+++ Exercise inputs +++
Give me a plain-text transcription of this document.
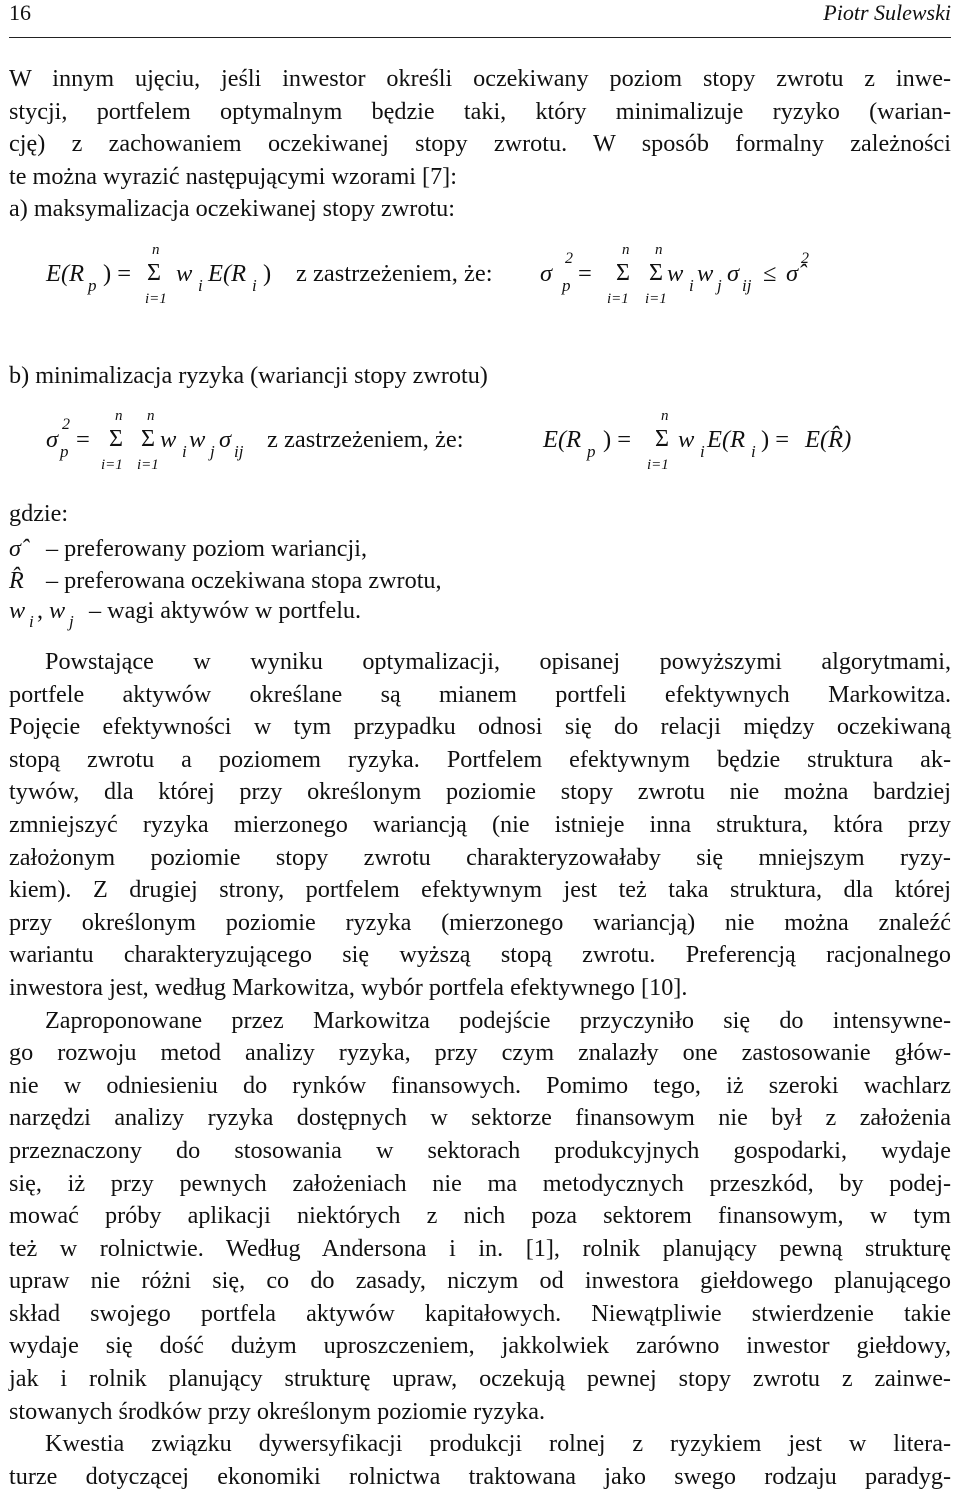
16	Piotr Sulewski

W innym ujęciu, jeśli inwestor określi oczekiwany poziom stopy zwrotu z inwe-

stycji, portfelem optymalnym będzie taki, który minimalizuje ryzyko (warian-

cję) z zachowaniem oczekiwanej stopy zwrotu. W sposób formalny zależności

te można wyrazić następującymi wzorami [7]:

a) maksymalizacja oczekiwanej stopy zwrotu:

E(R p ) =
n
Σ
i=1
w i E(R i ) z zastrzeżeniem, że: σ
2
p =
n
Σ
i=1
n
Σ
i=1
w i w j σ ij ≤ σ̂
2

b) minimalizacja ryzyka (wariancji stopy zwrotu)

σ
2
p =
n
Σ
i=1
n
Σ
i=1
w i w j σ ij z zastrzeżeniem, że:	E(R p ) =
n
Σ
i=1
w i E(R i ) = E(R̂)
gdzie:
σ̂ – preferowany poziom wariancji,
R̂ – preferowana oczekiwana stopa zwrotu,
w i , w j – wagi aktywów w portfelu.

Powstające w wyniku optymalizacji, opisanej powyższymi algorytmami,

portfele aktywów określane są mianem portfeli efektywnych Markowitza.

Pojęcie efektywności w tym przypadku odnosi się do relacji między oczekiwaną

stopą zwrotu a poziomem ryzyka. Portfelem efektywnym będzie struktura ak-

tywów, dla której przy określonym poziomie stopy zwrotu nie można bardziej

zmniejszyć ryzyka mierzonego wariancją (nie istnieje inna struktura, która przy

założonym poziomie stopy zwrotu charakteryzowałaby się mniejszym ryzy-

kiem). Z drugiej strony, portfelem efektywnym jest też taka struktura, dla której

przy określonym poziomie ryzyka (mierzonego wariancją) nie można znaleźć

wariantu charakteryzującego się wyższą stopą zwrotu. Preferencją racjonalnego

inwestora jest, według Markowitza, wybór portfela efektywnego [10].

Zaproponowane przez Markowitza podejście przyczyniło się do intensywne-

go rozwoju metod analizy ryzyka, przy czym znalazły one zastosowanie głów-

nie w odniesieniu do rynków finansowych. Pomimo tego, iż szeroki wachlarz

narzędzi analizy ryzyka dostępnych w sektorze finansowym nie był z założenia

przeznaczony do stosowania w sektorach produkcyjnych gospodarki, wydaje

się, iż przy pewnych założeniach nie ma metodycznych przeszkód, by podej-

mować próby aplikacji niektórych z nich poza sektorem finansowym, w tym

też w rolnictwie. Według Andersona i in. [1], rolnik planujący pewną strukturę

upraw nie różni się, co do zasady, niczym od inwestora giełdowego planującego

skład swojego portfela aktywów kapitałowych. Niewątpliwie stwierdzenie takie

wydaje się dość dużym uproszczeniem, jakkolwiek zarówno inwestor giełdowy,

jak i rolnik planujący strukturę upraw, oczekują pewnej stopy zwrotu z zainwe-

stowanych środków przy określonym poziomie ryzyka.

Kwestia związku dywersyfikacji produkcji rolnej z ryzykiem jest w litera-

turze dotyczącej ekonomiki rolnictwa traktowana jako swego rodzaju paradyg-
+++
§ Prompt:
Write out the entries again, exactly as given, skipping any images.

§ Solution:
Give me a plain-text transcription of this document.
16	Piotr Sulewski

W innym ujęciu, jeśli inwestor określi oczekiwany poziom stopy zwrotu z inwe-

stycji, portfelem optymalnym będzie taki, który minimalizuje ryzyko (warian-

cję) z zachowaniem oczekiwanej stopy zwrotu. W sposób formalny zależności

te można wyrazić następującymi wzorami [7]:

a) maksymalizacja oczekiwanej stopy zwrotu:

E(R p ) =
n
Σ
i=1
w i E(R i ) z zastrzeżeniem, że: σ
2
p =
n
Σ
i=1
n
Σ
i=1
w i w j σ ij ≤ σ̂
2

b) minimalizacja ryzyka (wariancji stopy zwrotu)

σ
2
p =
n
Σ
i=1
n
Σ
i=1
w i w j σ ij z zastrzeżeniem, że:	E(R p ) =
n
Σ
i=1
w i E(R i ) = E(R̂)
gdzie:
σ̂ – preferowany poziom wariancji,
R̂ – preferowana oczekiwana stopa zwrotu,
w i , w j – wagi aktywów w portfelu.

Powstające w wyniku optymalizacji, opisanej powyższymi algorytmami,

portfele aktywów określane są mianem portfeli efektywnych Markowitza.

Pojęcie efektywności w tym przypadku odnosi się do relacji między oczekiwaną

stopą zwrotu a poziomem ryzyka. Portfelem efektywnym będzie struktura ak-

tywów, dla której przy określonym poziomie stopy zwrotu nie można bardziej

zmniejszyć ryzyka mierzonego wariancją (nie istnieje inna struktura, która przy

założonym poziomie stopy zwrotu charakteryzowałaby się mniejszym ryzy-

kiem). Z drugiej strony, portfelem efektywnym jest też taka struktura, dla której

przy określonym poziomie ryzyka (mierzonego wariancją) nie można znaleźć

wariantu charakteryzującego się wyższą stopą zwrotu. Preferencją racjonalnego

inwestora jest, według Markowitza, wybór portfela efektywnego [10].

Zaproponowane przez Markowitza podejście przyczyniło się do intensywne-

go rozwoju metod analizy ryzyka, przy czym znalazły one zastosowanie głów-

nie w odniesieniu do rynków finansowych. Pomimo tego, iż szeroki wachlarz

narzędzi analizy ryzyka dostępnych w sektorze finansowym nie był z założenia

przeznaczony do stosowania w sektorach produkcyjnych gospodarki, wydaje

się, iż przy pewnych założeniach nie ma metodycznych przeszkód, by podej-

mować próby aplikacji niektórych z nich poza sektorem finansowym, w tym

też w rolnictwie. Według Andersona i in. [1], rolnik planujący pewną strukturę

upraw nie różni się, co do zasady, niczym od inwestora giełdowego planującego

skład swojego portfela aktywów kapitałowych. Niewątpliwie stwierdzenie takie

wydaje się dość dużym uproszczeniem, jakkolwiek zarówno inwestor giełdowy,

jak i rolnik planujący strukturę upraw, oczekują pewnej stopy zwrotu z zainwe-

stowanych środków przy określonym poziomie ryzyka.

Kwestia związku dywersyfikacji produkcji rolnej z ryzykiem jest w litera-

turze dotyczącej ekonomiki rolnictwa traktowana jako swego rodzaju paradyg-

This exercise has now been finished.